— START OF PROVIDED INFORMATION —

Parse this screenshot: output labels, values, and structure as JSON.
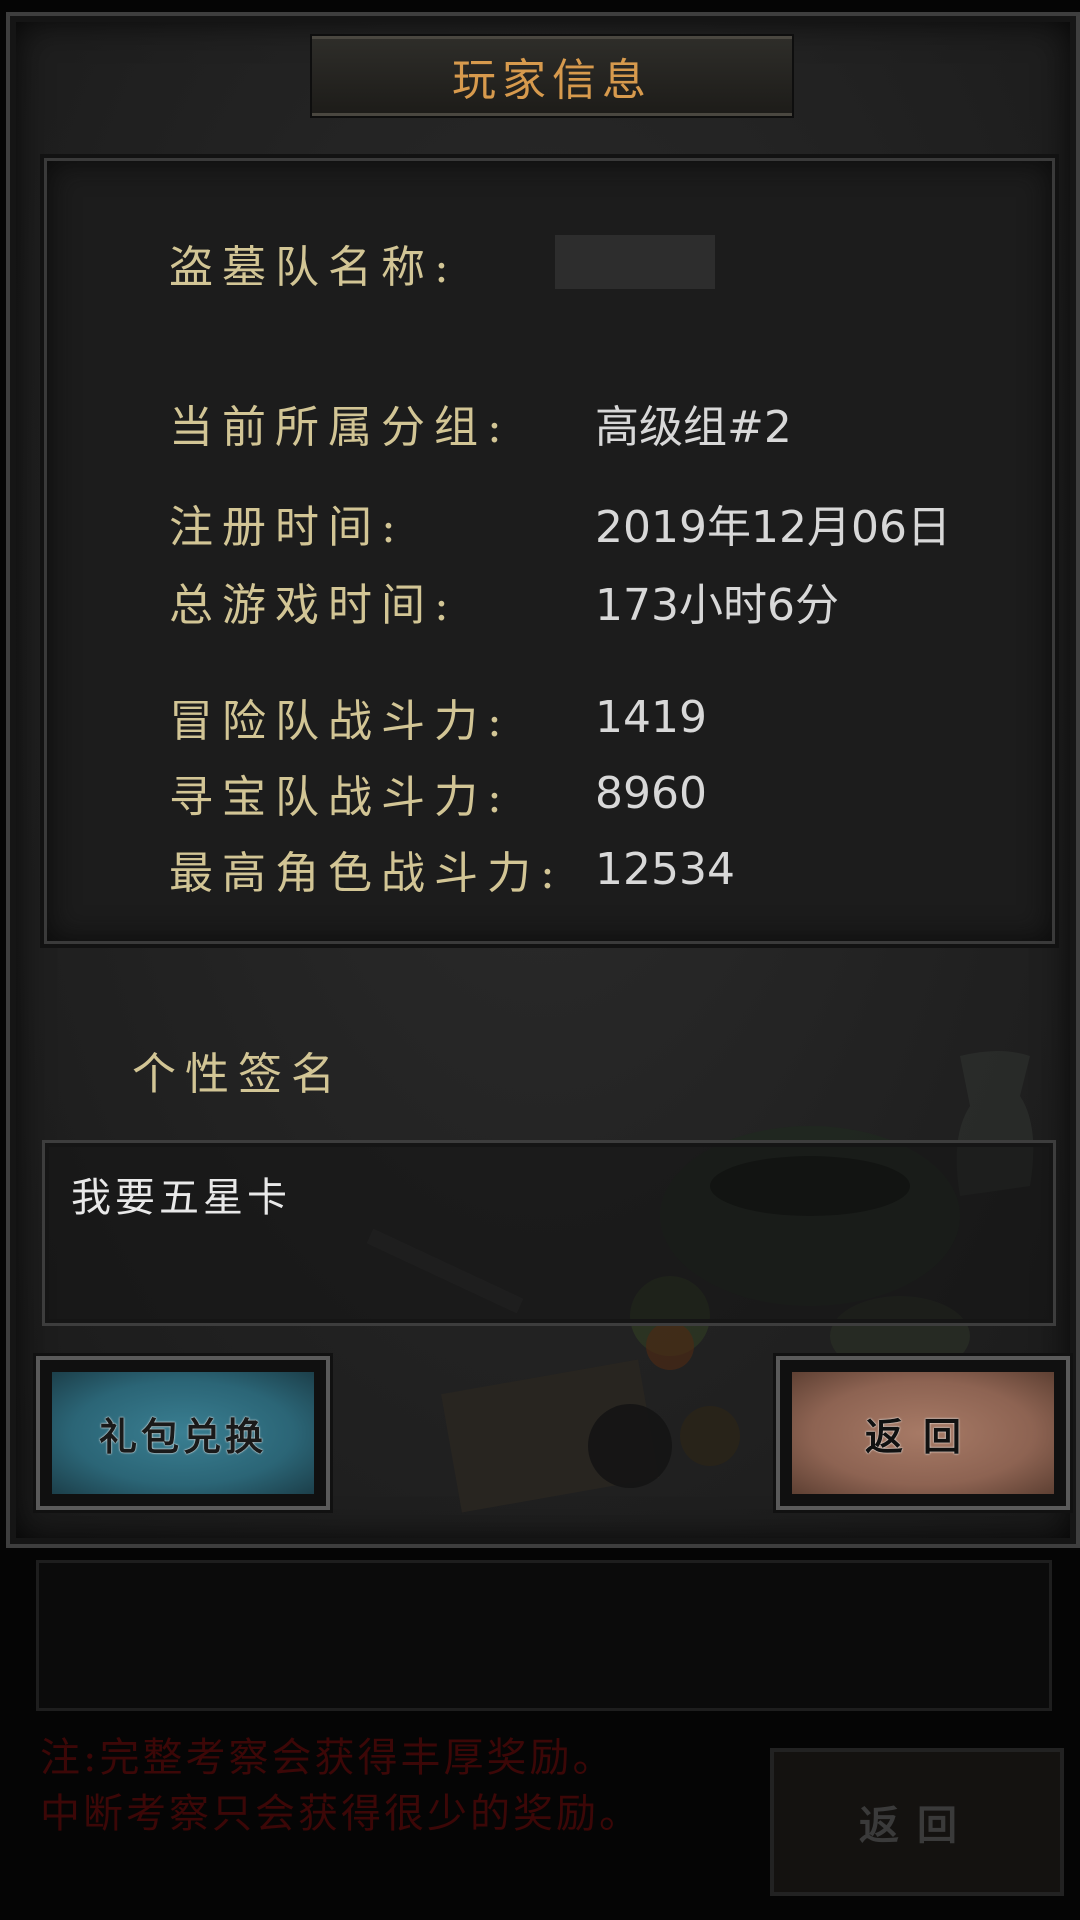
{
  "dialog": {
    "title": "玩家信息"
  },
  "info": {
    "team_name_label": "盗墓队名称:",
    "group_label": "当前所属分组:",
    "group_value": "高级组#2",
    "register_label": "注册时间:",
    "register_value": "2019年12月06日",
    "playtime_label": "总游戏时间:",
    "playtime_value": "173小时6分",
    "adventure_label": "冒险队战斗力:",
    "adventure_value": "1419",
    "treasure_label": "寻宝队战斗力:",
    "treasure_value": "8960",
    "top_label": "最高角色战斗力:",
    "top_value": "12534"
  },
  "signature": {
    "label": "个性签名",
    "text": "我要五星卡"
  },
  "buttons": {
    "gift": "礼包兑换",
    "back": "返回"
  },
  "background": {
    "note_line1": "注:完整考察会获得丰厚奖励。",
    "note_line2": "中断考察只会获得很少的奖励。",
    "back_button": "返回"
  },
  "colors": {
    "title": "#d79a4d",
    "label": "#d2c595",
    "value": "#d8d8d8",
    "gift_button": "#2b6576",
    "back_button": "#8d6352"
  }
}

— END OF PROVIDED INFORMATION —

Retype the whole listing, keeping every line identical and omitting all pictures.

> **THE ANSWER**:
Parse this screenshot: output labels, values, and structure as JSON.
{
  "dialog": {
    "title": "玩家信息"
  },
  "info": {
    "team_name_label": "盗墓队名称:",
    "group_label": "当前所属分组:",
    "group_value": "高级组#2",
    "register_label": "注册时间:",
    "register_value": "2019年12月06日",
    "playtime_label": "总游戏时间:",
    "playtime_value": "173小时6分",
    "adventure_label": "冒险队战斗力:",
    "adventure_value": "1419",
    "treasure_label": "寻宝队战斗力:",
    "treasure_value": "8960",
    "top_label": "最高角色战斗力:",
    "top_value": "12534"
  },
  "signature": {
    "label": "个性签名",
    "text": "我要五星卡"
  },
  "buttons": {
    "gift": "礼包兑换",
    "back": "返回"
  },
  "background": {
    "note_line1": "注:完整考察会获得丰厚奖励。",
    "note_line2": "中断考察只会获得很少的奖励。",
    "back_button": "返回"
  },
  "colors": {
    "title": "#d79a4d",
    "label": "#d2c595",
    "value": "#d8d8d8",
    "gift_button": "#2b6576",
    "back_button": "#8d6352"
  }
}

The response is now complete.